▸ **APPLY WHAT YOU READ**
1. In the passage on economic experiments in prisons, which two kinds of pro-social behavior are named as the main ones?
2. Reproduce everything in the passage on economic experiments in prisons from "Besides documenting patterns" down to "behavior among prisoners.".

▸ **GIVEN TEXT**
Economic Experiments in Prisons

Despite the large economic and social costs of crime and the importance attributed by society and policymakers on the rehabilitation of criminal offenders, there is a relative scarcity of economic research on the behavior of prison inmates. Recently, a few studies using experimental economic methods have successfully overcome the practical and administrative challenges linked to this kind of research, yielding valuable insights on several aspects of the social and economic behavior of prison populations. One lesson that can be drawn from this literature is that differences in pro-social behavior (mainly altruism and cooperativeness) between prison inmates and samples of non-criminals are not systematic or consistent. Some studies find either very small, or negligible differences (Birkeland et al., 2014; Chmura et al., 2016), while others suggest that prison inmates are less pro-social than other groups of participants (Clark et al., 2015), or even more pro-social in some cases (Khadjavi and Lange, 2013; Nese et al., 2016).

Besides documenting patterns of behavior among inmates and comparing them to different samples, a few recent studies in prisons have considered topics such as the deterrence effect of punishment on antisocial behavior (Khadjavi, 2015), criminal identity and ethical behavior (Cohn et al., 2015), and the existence of in-group bias within a stigmatized group such as prison inmates (Balafoutas et al., 2020). Guo et al. (2020) differentiate between inmates' behavior toward an in-prison and out-of-prison sample and show that a simple priming intervention can promote rehabilitation by strengthening inmates' pro-social behavior toward the out-group. The current study uses, in part, the same sample as Balafoutas et al. (2020), but it studies an entirely different and hitherto unanswered question on the relationship between psychopathy and behavior among prisoners.

▸ **AVAILABLE DATA**
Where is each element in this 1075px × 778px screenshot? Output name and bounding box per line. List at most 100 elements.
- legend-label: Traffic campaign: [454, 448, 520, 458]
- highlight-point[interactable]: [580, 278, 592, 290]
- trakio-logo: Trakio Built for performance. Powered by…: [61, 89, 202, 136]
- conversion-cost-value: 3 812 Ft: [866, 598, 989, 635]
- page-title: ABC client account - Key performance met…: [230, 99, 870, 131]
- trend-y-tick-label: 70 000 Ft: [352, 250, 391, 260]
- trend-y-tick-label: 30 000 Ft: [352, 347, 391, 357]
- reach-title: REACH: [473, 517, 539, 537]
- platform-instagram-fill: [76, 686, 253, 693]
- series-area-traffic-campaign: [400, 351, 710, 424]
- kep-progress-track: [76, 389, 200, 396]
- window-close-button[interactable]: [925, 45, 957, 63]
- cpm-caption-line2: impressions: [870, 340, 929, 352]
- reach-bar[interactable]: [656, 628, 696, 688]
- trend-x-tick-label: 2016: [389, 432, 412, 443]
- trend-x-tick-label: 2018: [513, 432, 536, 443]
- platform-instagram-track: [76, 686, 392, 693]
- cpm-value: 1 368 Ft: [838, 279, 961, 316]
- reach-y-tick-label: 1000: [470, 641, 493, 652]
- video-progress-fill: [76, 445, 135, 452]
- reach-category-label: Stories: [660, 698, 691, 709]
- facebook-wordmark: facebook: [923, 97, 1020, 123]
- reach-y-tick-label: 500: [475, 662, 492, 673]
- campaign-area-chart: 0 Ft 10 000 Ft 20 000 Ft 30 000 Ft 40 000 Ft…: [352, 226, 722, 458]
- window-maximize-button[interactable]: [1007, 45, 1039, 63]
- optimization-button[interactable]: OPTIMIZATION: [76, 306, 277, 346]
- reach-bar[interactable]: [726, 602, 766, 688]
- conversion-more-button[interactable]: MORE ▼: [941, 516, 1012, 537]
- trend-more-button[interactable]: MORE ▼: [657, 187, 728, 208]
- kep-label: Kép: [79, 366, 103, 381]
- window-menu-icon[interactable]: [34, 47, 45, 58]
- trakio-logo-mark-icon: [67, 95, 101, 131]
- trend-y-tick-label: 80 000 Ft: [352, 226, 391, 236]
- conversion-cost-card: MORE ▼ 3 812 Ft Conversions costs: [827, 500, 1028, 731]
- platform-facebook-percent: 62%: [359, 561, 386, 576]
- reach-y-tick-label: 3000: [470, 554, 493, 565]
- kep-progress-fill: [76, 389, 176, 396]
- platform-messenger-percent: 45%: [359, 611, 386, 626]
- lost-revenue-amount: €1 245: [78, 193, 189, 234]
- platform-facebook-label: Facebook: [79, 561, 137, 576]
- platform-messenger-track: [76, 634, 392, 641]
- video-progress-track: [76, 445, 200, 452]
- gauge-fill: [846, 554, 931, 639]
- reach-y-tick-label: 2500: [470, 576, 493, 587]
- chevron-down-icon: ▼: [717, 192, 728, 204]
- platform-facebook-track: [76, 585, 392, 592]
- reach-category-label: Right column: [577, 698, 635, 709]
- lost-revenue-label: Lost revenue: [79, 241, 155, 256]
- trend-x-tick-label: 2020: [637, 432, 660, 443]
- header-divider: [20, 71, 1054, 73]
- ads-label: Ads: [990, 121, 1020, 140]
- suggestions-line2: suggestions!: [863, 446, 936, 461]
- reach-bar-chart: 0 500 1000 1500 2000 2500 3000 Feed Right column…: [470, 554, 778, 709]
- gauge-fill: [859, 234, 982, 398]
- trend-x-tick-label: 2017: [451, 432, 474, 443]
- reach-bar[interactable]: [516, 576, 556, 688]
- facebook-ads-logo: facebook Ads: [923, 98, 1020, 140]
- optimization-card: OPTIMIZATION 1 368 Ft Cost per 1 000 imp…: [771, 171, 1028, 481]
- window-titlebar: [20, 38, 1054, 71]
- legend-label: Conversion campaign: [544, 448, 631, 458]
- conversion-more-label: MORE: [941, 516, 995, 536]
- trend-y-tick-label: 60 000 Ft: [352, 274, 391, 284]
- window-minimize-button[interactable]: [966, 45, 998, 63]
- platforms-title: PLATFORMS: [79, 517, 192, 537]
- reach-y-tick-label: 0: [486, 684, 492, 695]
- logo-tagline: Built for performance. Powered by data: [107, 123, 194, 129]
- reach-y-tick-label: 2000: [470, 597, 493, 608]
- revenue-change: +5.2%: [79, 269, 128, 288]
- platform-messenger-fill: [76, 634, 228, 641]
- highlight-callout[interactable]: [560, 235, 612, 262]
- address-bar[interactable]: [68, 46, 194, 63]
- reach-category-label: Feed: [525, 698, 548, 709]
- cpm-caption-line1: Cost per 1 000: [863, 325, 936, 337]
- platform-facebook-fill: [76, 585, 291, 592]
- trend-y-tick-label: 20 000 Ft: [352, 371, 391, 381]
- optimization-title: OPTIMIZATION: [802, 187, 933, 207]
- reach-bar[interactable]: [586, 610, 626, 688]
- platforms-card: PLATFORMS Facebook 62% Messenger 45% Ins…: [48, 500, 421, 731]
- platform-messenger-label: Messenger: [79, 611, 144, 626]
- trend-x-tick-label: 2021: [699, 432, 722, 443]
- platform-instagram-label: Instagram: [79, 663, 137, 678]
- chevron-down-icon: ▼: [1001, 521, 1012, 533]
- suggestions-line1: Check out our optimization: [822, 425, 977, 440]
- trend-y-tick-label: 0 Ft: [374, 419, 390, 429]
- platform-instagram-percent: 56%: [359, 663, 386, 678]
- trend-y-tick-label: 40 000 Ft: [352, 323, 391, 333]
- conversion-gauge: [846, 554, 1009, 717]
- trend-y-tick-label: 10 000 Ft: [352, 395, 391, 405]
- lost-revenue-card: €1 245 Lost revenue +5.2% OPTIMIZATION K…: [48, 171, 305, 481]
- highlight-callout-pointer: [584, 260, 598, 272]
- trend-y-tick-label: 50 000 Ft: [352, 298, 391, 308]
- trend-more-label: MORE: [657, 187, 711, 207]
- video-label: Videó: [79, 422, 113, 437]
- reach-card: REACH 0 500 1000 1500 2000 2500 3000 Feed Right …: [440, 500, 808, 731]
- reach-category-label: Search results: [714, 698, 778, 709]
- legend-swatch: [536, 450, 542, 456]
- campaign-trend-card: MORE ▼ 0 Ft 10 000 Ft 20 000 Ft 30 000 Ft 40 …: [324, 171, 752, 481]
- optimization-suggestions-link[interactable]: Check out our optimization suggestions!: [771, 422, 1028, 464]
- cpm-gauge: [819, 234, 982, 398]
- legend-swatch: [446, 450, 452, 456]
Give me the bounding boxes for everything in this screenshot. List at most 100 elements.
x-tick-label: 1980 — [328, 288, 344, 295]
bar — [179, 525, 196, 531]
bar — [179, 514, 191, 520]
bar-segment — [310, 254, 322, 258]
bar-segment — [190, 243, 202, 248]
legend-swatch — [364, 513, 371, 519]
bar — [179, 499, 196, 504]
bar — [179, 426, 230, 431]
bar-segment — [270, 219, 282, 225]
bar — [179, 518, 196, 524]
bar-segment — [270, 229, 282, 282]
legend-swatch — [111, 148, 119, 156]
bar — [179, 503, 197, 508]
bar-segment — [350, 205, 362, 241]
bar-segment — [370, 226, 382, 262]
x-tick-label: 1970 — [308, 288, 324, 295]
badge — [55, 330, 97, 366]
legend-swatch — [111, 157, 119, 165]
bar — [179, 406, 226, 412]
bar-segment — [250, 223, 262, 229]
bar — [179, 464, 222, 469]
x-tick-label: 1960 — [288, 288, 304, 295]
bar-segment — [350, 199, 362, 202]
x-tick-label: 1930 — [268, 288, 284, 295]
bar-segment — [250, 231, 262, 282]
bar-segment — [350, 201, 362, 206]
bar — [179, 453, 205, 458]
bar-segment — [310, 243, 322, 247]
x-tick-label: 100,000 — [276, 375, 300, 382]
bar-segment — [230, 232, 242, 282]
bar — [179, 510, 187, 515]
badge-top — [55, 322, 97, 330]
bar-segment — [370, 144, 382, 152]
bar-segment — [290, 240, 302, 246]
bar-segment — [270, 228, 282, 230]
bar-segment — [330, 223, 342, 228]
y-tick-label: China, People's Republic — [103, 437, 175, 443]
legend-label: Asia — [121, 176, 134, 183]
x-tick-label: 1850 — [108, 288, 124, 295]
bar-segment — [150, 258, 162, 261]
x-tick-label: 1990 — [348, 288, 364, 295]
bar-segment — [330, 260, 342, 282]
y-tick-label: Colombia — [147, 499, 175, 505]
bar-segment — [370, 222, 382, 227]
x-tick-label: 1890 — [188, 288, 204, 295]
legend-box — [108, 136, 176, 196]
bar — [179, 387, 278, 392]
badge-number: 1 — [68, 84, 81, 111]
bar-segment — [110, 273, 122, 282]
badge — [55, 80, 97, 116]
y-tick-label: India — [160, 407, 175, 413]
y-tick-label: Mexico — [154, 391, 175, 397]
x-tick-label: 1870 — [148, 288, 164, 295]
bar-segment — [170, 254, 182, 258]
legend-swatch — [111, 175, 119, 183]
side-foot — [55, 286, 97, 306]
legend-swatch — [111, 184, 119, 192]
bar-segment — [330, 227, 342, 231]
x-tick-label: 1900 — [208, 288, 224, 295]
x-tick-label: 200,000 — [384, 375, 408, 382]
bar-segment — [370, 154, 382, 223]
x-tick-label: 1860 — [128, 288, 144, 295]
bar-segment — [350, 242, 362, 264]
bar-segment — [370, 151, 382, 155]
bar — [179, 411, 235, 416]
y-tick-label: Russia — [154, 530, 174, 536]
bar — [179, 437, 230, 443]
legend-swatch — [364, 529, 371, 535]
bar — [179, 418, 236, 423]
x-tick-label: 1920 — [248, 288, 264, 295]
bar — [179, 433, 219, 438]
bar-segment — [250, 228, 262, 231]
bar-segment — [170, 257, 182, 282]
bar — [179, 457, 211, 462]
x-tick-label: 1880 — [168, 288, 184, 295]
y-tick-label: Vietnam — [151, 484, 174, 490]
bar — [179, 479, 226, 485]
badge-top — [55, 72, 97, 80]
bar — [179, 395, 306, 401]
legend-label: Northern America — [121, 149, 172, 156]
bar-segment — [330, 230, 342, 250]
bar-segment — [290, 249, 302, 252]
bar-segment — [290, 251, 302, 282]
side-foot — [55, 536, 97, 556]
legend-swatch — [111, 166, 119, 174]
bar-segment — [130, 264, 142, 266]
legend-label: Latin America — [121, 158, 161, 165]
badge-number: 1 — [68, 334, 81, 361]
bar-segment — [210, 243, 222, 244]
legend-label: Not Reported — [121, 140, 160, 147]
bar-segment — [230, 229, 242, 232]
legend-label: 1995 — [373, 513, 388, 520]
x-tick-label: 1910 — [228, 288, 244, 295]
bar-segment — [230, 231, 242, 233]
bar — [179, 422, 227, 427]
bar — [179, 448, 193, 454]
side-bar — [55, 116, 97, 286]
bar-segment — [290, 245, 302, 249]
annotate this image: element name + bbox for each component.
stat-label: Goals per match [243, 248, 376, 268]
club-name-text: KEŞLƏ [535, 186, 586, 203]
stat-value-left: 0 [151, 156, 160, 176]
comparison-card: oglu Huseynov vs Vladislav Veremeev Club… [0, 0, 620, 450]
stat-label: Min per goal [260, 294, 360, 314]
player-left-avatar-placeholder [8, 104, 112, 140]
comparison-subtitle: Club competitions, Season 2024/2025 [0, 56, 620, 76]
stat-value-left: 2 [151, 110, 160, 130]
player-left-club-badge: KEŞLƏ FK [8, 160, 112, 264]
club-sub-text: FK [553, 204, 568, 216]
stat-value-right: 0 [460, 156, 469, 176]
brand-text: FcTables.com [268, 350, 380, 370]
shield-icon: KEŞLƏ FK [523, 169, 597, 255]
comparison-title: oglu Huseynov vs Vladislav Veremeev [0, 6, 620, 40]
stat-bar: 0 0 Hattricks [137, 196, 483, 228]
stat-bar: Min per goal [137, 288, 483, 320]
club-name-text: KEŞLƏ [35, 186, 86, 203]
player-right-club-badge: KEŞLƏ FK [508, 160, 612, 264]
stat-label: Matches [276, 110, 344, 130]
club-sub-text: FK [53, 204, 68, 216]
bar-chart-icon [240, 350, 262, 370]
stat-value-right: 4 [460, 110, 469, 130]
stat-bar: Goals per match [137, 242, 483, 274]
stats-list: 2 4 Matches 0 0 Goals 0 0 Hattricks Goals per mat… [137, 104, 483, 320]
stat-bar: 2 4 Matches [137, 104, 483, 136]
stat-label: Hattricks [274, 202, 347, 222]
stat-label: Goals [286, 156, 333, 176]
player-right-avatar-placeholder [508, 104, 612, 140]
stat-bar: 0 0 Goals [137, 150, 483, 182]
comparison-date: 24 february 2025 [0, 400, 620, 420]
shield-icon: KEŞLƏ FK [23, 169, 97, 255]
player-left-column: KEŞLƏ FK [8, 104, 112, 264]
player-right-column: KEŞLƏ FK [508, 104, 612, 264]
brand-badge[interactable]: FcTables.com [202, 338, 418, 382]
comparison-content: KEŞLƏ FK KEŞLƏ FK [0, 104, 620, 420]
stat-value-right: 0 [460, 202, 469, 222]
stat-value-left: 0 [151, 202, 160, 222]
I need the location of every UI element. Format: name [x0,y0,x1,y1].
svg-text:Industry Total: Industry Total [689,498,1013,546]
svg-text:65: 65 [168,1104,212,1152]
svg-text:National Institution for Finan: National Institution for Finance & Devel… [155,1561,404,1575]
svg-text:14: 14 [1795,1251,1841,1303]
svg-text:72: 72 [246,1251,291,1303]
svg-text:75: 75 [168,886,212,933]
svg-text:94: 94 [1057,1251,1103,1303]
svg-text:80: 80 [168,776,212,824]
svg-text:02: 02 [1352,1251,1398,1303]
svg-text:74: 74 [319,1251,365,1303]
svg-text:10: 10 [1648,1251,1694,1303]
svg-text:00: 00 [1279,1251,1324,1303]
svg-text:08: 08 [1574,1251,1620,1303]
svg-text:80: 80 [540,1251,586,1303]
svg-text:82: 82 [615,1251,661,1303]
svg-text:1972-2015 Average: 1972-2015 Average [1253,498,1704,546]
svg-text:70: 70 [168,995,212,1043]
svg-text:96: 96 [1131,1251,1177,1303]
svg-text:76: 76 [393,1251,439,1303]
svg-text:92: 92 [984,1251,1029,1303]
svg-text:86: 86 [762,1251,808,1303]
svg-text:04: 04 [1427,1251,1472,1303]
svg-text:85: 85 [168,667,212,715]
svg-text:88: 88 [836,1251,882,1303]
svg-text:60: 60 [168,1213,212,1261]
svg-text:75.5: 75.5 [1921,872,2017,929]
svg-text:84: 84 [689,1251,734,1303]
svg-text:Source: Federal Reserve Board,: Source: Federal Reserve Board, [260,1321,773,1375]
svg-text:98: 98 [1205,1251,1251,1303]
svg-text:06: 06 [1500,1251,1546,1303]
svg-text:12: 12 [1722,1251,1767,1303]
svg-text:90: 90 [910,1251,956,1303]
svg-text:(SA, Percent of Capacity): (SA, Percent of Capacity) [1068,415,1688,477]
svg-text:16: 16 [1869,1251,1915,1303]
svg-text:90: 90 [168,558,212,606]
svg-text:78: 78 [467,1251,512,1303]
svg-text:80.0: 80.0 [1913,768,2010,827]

▸ **LIST OF SOLUTIONS**
1. Altruism and cooperativeness.

2.
Besides documenting patterns of behavior among inmates and comparing them to different samples, a few recent studies in prisons have considered topics such as the deterrence effect of punishment on antisocial behavior (Khadjavi, 2015), criminal identity and ethical behavior (Cohn et al., 2015), and the existence of in-group bias within a stigmatized group such as prison inmates (Balafoutas et al., 2020). Guo et al. (2020) differentiate between inmates' behavior toward an in-prison and out-of-prison sample and show that a simple priming intervention can promote rehabilitation by strengthening inmates' pro-social behavior toward the out-group. The current study uses, in part, the same sample as Balafoutas et al. (2020), but it studies an entirely different and hitherto unanswered question on the relationship between psychopathy and behavior among prisoners.